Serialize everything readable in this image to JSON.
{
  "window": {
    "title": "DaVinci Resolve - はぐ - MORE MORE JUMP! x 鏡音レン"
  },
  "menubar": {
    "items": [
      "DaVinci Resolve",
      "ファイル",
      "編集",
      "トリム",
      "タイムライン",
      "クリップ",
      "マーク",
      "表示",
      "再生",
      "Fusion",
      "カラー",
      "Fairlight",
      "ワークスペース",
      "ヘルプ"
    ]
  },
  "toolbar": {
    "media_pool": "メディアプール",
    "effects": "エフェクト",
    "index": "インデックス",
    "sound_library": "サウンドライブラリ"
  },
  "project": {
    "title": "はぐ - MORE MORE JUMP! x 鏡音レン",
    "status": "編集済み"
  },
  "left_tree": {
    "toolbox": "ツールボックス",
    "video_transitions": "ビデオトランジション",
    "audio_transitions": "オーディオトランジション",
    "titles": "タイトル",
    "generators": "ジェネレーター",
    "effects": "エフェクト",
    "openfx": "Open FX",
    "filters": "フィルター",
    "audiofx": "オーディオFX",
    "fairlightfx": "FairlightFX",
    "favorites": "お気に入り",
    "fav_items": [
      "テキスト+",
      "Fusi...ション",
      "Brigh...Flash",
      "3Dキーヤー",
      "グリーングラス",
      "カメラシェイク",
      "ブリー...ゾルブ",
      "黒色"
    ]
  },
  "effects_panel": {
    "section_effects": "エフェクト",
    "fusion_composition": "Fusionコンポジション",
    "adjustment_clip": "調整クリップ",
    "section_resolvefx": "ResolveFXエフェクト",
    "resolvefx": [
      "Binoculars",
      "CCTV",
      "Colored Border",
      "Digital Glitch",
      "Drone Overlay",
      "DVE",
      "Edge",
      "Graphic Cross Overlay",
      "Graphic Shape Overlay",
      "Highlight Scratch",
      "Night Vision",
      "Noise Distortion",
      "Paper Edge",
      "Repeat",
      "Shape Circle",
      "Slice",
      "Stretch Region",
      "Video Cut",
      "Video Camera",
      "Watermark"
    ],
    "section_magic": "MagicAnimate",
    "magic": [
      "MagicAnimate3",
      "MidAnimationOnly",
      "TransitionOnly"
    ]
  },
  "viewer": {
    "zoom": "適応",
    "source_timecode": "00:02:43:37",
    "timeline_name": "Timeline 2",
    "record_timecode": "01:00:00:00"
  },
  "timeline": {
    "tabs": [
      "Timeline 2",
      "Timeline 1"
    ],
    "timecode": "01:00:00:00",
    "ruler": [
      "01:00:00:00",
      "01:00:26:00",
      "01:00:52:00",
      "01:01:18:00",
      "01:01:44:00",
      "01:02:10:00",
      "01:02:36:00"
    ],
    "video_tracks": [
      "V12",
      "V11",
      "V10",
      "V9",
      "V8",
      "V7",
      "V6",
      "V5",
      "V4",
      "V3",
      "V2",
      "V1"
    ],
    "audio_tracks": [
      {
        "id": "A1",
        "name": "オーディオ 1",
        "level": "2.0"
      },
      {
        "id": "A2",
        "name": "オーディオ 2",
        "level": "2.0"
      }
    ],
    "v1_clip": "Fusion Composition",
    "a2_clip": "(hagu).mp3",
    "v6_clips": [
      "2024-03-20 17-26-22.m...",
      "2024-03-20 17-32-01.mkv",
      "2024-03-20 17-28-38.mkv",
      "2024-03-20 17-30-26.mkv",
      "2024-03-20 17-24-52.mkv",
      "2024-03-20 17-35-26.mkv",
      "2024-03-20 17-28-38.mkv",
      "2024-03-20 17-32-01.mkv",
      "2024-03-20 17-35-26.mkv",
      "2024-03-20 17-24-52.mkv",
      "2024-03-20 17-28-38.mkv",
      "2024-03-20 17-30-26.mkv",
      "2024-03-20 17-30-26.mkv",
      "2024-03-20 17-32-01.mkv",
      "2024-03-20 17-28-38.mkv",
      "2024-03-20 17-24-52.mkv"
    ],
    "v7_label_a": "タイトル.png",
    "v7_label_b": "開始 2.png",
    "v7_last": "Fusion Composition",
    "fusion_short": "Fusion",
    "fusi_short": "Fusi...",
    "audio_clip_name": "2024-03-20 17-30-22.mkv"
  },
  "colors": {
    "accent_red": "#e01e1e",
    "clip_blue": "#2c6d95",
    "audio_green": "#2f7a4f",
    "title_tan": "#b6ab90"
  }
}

--

Directive
Scan the records above and report how many lines include the word "鏡音レン", without any other text.

Answer below
2